◆ Records provided

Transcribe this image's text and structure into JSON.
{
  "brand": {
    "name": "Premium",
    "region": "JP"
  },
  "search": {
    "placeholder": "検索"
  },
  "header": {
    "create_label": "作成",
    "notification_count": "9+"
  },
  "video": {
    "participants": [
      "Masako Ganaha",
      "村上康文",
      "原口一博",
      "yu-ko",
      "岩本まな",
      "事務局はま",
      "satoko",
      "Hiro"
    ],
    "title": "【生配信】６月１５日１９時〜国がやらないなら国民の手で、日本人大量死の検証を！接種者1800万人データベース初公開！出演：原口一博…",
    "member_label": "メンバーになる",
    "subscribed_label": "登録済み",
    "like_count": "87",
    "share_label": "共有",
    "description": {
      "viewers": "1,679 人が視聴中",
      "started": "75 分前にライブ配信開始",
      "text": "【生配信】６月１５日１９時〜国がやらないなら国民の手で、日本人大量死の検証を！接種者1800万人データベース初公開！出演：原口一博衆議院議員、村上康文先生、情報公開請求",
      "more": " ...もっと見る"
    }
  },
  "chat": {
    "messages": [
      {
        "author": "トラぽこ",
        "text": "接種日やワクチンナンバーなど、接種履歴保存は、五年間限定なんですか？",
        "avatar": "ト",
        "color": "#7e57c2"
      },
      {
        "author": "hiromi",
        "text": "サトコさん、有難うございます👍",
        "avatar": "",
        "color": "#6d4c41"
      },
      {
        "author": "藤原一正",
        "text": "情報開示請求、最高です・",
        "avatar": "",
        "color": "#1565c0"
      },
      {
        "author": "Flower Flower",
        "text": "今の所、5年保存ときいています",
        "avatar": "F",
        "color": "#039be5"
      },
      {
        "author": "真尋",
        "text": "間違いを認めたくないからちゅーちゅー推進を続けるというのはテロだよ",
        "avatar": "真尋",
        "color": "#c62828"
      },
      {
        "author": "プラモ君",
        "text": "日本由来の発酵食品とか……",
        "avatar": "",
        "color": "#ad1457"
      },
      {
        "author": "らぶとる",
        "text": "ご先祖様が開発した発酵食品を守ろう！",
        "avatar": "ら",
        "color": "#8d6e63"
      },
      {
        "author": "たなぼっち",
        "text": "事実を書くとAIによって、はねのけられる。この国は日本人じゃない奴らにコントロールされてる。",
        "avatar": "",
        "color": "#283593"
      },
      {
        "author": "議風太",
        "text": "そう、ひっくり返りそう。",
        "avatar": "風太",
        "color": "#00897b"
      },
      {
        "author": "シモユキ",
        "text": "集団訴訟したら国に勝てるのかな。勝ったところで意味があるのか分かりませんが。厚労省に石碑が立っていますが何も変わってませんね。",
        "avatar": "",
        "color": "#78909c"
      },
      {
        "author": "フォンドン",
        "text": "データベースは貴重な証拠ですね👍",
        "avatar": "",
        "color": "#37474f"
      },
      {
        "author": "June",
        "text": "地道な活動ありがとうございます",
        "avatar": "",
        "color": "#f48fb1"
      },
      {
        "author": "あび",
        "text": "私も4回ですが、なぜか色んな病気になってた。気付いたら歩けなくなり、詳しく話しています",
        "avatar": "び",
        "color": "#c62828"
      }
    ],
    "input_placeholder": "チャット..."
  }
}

◆ Goal
Reproduce the listing shown above in its entirety, exactly.

◆ Complete answer
Transcribe this image's text and structure into JSON.
{
  "brand": {
    "name": "Premium",
    "region": "JP"
  },
  "search": {
    "placeholder": "検索"
  },
  "header": {
    "create_label": "作成",
    "notification_count": "9+"
  },
  "video": {
    "participants": [
      "Masako Ganaha",
      "村上康文",
      "原口一博",
      "yu-ko",
      "岩本まな",
      "事務局はま",
      "satoko",
      "Hiro"
    ],
    "title": "【生配信】６月１５日１９時〜国がやらないなら国民の手で、日本人大量死の検証を！接種者1800万人データベース初公開！出演：原口一博…",
    "member_label": "メンバーになる",
    "subscribed_label": "登録済み",
    "like_count": "87",
    "share_label": "共有",
    "description": {
      "viewers": "1,679 人が視聴中",
      "started": "75 分前にライブ配信開始",
      "text": "【生配信】６月１５日１９時〜国がやらないなら国民の手で、日本人大量死の検証を！接種者1800万人データベース初公開！出演：原口一博衆議院議員、村上康文先生、情報公開請求",
      "more": " ...もっと見る"
    }
  },
  "chat": {
    "messages": [
      {
        "author": "トラぽこ",
        "text": "接種日やワクチンナンバーなど、接種履歴保存は、五年間限定なんですか？",
        "avatar": "ト",
        "color": "#7e57c2"
      },
      {
        "author": "hiromi",
        "text": "サトコさん、有難うございます👍",
        "avatar": "",
        "color": "#6d4c41"
      },
      {
        "author": "藤原一正",
        "text": "情報開示請求、最高です・",
        "avatar": "",
        "color": "#1565c0"
      },
      {
        "author": "Flower Flower",
        "text": "今の所、5年保存ときいています",
        "avatar": "F",
        "color": "#039be5"
      },
      {
        "author": "真尋",
        "text": "間違いを認めたくないからちゅーちゅー推進を続けるというのはテロだよ",
        "avatar": "真尋",
        "color": "#c62828"
      },
      {
        "author": "プラモ君",
        "text": "日本由来の発酵食品とか……",
        "avatar": "",
        "color": "#ad1457"
      },
      {
        "author": "らぶとる",
        "text": "ご先祖様が開発した発酵食品を守ろう！",
        "avatar": "ら",
        "color": "#8d6e63"
      },
      {
        "author": "たなぼっち",
        "text": "事実を書くとAIによって、はねのけられる。この国は日本人じゃない奴らにコントロールされてる。",
        "avatar": "",
        "color": "#283593"
      },
      {
        "author": "議風太",
        "text": "そう、ひっくり返りそう。",
        "avatar": "風太",
        "color": "#00897b"
      },
      {
        "author": "シモユキ",
        "text": "集団訴訟したら国に勝てるのかな。勝ったところで意味があるのか分かりませんが。厚労省に石碑が立っていますが何も変わってませんね。",
        "avatar": "",
        "color": "#78909c"
      },
      {
        "author": "フォンドン",
        "text": "データベースは貴重な証拠ですね👍",
        "avatar": "",
        "color": "#37474f"
      },
      {
        "author": "June",
        "text": "地道な活動ありがとうございます",
        "avatar": "",
        "color": "#f48fb1"
      },
      {
        "author": "あび",
        "text": "私も4回ですが、なぜか色んな病気になってた。気付いたら歩けなくなり、詳しく話しています",
        "avatar": "び",
        "color": "#c62828"
      }
    ],
    "input_placeholder": "チャット..."
  }
}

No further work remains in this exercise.